[EXTRACT PROVIDED]:
=====
Annex code to see if someone can help me solve it.

This is in the "category.php" file where I load the list and I have the bootstrap modal form. 

    <?php
       $user = new User($db); //Objecto

        if(isset($_POST['submit']))
        {
            $name = $_POST['name'];
            $link = $_POST['link'];

            if($user->create($name,$link)) //INSERTAR
            {
                header("Location: category.php?inserted");
            }
            else
            {
                header("Location: category.php?failure");
            }
        }

        if(isset($_GET['inserted']))
        {
            echo "Exito";
        }
        else if(isset($_GET['failure']))
        {
            echo "Error";
        }

        echo "<div class='page-wrapper'>";

            echo "<div class='page-content'>";

                echo "<div class='container-fluid-md'>";
                    echo "<div class='row'>";

                            echo "<button type='button' class='btn btn-success' data-toggle='modal' data-target='#myAdd'>Añadir</button>";

                        ?>
        <!-- Modal -->
        <div class="modal fade" id="myAdd" tabindex="-1" role="dialog" aria-labelledby="myModalLabel">
          <div class="modal-dialog" role="document">
            <div class="modal-content">
              <div class="modal-header">
                <button type="button" class="close" data-dismiss="modal" aria-label="Close"><span aria-hidden="true">&times;</span></button>
                <h4 class="modal-title" id="myModalLabel">Modal title</h4>
              </div>
              <div class="modal-body">
                <?php
                echo "<form id='formADD' method='POST' action='#'>";
                echo "<div class='form-group'>";
                                echo "<label for='nm'>Nombre</label>";
                                echo "<input type='text' id="name" class='form-control' id='nm' name='name'>";
                            echo "</div>";

                            echo "<div class='form-group'>";
                                echo "<label for='nm'>Url</label>";
                                echo "<input type='text' id="url" class='form-control' id='nm' name='link'>";
                            echo "</div>";


                            echo "</form>";
                ?>
              </div>
              <div class="modal-footer">
                <button type="button" class="btn btn-default" data-dismiss="modal">Cerrar</button>
                <button type="button" id="button"class="btn btn-primary" name="submit">Añadir</button>
              </div>
            </div>
          </div>
        </div>

                        <?php

                    echo "</div>";

                echo "</div>";

            echo "</div>";

<script type="text/javascript">
        $(document).ready(function(){

            $("#button").click(function(){

            var pathname = window.location.pathname;
            var name = $("#name").val();
            var url = $("#url").val();
            var parentID = $("#parent").val();
            // Returns successful data submission message when the entered information is stored in database.
=====
[DIRECTION]: Reproduce verbatim the passage of the forum post from "Annex code to" up to and including "if(isset($_POST['submit']))". The rows that come next are separate material, apart from the forum post.
=====
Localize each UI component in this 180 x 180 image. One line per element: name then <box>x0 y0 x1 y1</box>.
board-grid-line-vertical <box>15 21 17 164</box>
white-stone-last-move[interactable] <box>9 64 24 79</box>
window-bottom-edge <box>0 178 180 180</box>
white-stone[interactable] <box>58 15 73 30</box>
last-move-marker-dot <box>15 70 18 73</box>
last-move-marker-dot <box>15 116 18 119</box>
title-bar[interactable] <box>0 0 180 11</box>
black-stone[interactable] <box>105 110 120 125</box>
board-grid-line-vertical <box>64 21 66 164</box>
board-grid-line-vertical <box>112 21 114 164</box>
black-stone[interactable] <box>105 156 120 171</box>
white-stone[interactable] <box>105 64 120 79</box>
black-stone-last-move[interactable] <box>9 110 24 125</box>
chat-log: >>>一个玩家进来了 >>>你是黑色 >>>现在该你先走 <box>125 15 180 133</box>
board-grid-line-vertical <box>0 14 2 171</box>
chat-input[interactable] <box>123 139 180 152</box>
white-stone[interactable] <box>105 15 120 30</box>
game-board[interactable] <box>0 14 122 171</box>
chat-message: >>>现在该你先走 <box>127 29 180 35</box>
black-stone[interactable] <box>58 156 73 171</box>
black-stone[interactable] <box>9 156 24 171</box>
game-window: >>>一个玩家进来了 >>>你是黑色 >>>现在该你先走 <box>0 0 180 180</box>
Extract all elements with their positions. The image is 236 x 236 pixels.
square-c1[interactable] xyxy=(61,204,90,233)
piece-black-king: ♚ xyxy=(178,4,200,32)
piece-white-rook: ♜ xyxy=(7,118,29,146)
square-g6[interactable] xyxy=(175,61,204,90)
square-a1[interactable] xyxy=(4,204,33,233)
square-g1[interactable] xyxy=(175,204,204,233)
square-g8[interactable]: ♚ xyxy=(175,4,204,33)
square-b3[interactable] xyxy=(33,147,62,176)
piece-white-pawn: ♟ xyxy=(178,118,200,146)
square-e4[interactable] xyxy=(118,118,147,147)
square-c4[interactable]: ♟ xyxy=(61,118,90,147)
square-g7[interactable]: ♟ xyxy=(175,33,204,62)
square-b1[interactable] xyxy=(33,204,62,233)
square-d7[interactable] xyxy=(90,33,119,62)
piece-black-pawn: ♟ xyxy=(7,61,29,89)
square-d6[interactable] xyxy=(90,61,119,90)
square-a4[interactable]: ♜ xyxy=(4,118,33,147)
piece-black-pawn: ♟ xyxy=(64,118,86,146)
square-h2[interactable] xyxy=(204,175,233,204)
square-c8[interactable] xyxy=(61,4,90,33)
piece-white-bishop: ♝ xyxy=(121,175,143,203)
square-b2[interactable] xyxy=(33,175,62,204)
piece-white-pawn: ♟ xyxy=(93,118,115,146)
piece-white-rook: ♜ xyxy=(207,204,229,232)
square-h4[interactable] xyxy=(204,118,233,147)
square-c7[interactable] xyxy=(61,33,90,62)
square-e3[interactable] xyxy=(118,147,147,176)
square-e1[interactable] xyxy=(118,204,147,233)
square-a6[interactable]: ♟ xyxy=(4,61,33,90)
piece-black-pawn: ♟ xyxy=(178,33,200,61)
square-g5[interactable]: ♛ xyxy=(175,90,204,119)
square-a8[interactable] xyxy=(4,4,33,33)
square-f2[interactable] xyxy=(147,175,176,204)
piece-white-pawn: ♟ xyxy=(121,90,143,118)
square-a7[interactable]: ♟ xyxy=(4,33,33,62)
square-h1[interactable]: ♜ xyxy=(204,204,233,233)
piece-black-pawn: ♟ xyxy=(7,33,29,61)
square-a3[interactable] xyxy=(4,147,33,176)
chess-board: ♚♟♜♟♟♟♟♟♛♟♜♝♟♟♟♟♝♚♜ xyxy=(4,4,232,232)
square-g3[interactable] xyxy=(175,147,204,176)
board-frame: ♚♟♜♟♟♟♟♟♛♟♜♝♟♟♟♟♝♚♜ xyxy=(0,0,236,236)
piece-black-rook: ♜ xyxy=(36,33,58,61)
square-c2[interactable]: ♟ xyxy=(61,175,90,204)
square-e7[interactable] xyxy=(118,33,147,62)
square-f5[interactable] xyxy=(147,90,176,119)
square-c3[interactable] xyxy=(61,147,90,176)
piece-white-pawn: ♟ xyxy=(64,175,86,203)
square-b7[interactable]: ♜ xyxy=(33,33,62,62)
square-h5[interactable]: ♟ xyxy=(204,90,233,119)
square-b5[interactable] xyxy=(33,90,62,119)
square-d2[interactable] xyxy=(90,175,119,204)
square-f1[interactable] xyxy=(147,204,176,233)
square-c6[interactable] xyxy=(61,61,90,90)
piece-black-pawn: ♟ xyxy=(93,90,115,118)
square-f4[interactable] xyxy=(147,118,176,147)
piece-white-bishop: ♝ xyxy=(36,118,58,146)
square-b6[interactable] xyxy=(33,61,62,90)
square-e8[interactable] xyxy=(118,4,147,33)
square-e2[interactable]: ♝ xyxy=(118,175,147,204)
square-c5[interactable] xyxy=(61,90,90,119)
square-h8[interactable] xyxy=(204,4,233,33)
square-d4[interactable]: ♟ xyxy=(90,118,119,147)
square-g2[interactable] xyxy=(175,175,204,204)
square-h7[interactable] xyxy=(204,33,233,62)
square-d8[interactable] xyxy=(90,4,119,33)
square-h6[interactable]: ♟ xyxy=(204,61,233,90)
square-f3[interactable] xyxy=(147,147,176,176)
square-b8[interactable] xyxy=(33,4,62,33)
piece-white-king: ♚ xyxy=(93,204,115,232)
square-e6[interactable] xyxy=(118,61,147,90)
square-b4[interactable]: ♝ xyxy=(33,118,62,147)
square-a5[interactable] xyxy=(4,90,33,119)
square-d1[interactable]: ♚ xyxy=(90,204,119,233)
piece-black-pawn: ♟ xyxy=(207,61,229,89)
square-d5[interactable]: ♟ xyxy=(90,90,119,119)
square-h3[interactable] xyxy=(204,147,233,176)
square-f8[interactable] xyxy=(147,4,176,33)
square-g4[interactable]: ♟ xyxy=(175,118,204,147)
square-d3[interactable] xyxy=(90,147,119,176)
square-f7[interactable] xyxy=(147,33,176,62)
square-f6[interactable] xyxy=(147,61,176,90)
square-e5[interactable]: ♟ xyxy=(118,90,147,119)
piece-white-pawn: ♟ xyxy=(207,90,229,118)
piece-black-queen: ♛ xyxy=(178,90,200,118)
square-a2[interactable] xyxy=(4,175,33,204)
=====
[EXERCISE SOLUTION]:
Annex code to see if someone can help me solve it.

This is in the "category.php" file where I load the list and I have the bootstrap modal form. 

    <?php
       $user = new User($db); //Objecto

        if(isset($_POST['submit']))